__Task description__
For every line in the data below that contains "unsmoothed", copy the line.

__Figure content listings__

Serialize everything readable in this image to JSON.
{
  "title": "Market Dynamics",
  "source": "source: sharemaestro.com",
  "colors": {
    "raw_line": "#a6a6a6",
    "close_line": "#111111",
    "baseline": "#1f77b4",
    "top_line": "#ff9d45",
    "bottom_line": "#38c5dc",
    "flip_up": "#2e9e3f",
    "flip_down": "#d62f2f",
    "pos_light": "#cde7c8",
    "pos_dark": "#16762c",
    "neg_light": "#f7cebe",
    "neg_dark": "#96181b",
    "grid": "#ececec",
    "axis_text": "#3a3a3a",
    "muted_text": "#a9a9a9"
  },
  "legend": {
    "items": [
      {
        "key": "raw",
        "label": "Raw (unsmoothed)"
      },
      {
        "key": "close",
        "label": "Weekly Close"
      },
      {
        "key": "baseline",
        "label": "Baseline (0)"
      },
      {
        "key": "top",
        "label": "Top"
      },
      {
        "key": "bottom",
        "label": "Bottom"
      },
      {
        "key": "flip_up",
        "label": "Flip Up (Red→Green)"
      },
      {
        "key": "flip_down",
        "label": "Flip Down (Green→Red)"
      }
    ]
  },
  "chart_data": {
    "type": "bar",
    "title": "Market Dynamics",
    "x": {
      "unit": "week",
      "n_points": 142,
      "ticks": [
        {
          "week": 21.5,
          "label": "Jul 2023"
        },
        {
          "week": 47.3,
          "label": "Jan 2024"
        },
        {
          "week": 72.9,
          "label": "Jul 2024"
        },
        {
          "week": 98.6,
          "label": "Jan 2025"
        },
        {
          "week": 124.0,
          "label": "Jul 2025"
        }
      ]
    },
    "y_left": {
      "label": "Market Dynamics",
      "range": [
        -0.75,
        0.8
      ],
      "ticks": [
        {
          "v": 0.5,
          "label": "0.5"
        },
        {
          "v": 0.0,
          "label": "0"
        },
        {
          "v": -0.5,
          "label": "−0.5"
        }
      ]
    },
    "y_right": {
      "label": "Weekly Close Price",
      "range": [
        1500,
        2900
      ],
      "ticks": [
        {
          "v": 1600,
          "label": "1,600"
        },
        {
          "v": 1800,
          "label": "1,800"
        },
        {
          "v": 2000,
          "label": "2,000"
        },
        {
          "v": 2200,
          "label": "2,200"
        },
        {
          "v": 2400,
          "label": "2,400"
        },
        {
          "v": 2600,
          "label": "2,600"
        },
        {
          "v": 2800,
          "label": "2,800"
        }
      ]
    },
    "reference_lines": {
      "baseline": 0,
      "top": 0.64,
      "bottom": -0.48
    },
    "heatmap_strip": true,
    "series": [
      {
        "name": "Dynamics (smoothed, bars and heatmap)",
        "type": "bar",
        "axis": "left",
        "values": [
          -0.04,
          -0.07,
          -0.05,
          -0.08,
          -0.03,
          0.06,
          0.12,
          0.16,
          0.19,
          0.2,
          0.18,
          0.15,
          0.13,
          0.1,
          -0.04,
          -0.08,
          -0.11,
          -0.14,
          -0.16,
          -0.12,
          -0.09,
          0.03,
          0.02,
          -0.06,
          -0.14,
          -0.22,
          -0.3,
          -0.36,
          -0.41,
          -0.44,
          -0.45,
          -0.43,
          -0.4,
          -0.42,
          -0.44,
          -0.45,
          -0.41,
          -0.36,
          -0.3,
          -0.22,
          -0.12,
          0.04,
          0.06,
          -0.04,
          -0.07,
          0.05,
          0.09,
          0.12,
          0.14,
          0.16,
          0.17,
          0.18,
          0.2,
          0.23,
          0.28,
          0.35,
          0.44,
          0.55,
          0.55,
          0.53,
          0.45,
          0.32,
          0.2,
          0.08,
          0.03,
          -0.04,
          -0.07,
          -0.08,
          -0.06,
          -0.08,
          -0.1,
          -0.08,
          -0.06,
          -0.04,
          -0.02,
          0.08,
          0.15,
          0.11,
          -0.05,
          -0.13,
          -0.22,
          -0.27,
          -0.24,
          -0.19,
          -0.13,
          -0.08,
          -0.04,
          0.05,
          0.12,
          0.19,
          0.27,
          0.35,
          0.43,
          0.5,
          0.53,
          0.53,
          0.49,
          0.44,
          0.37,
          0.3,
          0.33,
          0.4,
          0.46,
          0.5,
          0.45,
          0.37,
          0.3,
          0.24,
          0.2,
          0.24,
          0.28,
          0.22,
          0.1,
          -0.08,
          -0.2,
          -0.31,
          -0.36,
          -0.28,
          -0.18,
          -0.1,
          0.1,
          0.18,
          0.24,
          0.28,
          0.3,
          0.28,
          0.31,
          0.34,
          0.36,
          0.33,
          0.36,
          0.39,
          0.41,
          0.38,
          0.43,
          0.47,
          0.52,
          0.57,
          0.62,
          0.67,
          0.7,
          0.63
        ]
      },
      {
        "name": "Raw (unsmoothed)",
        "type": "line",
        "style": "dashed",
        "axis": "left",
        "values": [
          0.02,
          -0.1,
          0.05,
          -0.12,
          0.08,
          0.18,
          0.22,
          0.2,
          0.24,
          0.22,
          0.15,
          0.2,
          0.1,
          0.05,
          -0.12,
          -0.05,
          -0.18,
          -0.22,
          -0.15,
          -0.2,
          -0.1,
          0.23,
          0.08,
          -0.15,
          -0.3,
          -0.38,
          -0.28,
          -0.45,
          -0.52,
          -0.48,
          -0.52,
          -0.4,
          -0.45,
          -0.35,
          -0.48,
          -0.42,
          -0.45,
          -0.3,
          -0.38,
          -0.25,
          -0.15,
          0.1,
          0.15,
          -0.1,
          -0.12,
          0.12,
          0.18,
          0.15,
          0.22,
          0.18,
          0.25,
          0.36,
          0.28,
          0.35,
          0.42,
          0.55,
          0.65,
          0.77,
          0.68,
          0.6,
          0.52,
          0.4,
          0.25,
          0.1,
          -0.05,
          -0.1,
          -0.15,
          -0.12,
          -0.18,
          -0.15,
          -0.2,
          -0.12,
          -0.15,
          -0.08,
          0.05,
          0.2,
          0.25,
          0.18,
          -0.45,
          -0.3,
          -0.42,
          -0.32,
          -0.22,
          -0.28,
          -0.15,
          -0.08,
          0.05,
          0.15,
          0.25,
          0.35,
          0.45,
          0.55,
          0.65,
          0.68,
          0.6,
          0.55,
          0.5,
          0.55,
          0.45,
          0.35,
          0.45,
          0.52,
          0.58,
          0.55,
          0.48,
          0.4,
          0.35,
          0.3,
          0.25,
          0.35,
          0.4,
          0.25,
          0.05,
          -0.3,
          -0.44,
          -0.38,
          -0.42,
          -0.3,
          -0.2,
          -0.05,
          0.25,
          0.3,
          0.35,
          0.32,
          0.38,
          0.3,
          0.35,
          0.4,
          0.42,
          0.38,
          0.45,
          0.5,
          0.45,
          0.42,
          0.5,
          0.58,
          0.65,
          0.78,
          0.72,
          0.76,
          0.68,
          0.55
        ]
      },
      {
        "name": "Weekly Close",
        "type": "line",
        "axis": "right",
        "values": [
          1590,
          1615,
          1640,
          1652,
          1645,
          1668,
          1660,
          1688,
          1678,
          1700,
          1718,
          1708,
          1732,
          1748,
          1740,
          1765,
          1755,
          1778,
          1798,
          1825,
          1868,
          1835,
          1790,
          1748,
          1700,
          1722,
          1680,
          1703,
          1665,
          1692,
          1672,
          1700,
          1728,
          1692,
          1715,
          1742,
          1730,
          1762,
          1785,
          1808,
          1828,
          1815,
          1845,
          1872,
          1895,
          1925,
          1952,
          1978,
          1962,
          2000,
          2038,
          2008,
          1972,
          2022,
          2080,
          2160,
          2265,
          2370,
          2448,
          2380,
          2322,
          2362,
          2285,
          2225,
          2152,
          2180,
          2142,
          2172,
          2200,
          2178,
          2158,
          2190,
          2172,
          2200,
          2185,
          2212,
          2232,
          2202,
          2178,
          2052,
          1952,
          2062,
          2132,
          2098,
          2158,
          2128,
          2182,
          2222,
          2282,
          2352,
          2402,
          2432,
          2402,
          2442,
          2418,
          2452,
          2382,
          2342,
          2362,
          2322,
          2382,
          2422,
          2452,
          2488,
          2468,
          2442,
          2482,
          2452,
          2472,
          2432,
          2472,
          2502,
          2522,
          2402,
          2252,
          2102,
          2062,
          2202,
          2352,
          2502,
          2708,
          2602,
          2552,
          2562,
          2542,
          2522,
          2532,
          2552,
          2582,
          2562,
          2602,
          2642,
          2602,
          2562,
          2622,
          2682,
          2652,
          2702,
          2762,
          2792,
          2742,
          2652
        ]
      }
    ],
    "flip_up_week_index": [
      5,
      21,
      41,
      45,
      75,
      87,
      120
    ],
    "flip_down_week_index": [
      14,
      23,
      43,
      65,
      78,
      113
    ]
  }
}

__Result__
        "label": "Raw (unsmoothed)"
        "name": "Raw (unsmoothed)",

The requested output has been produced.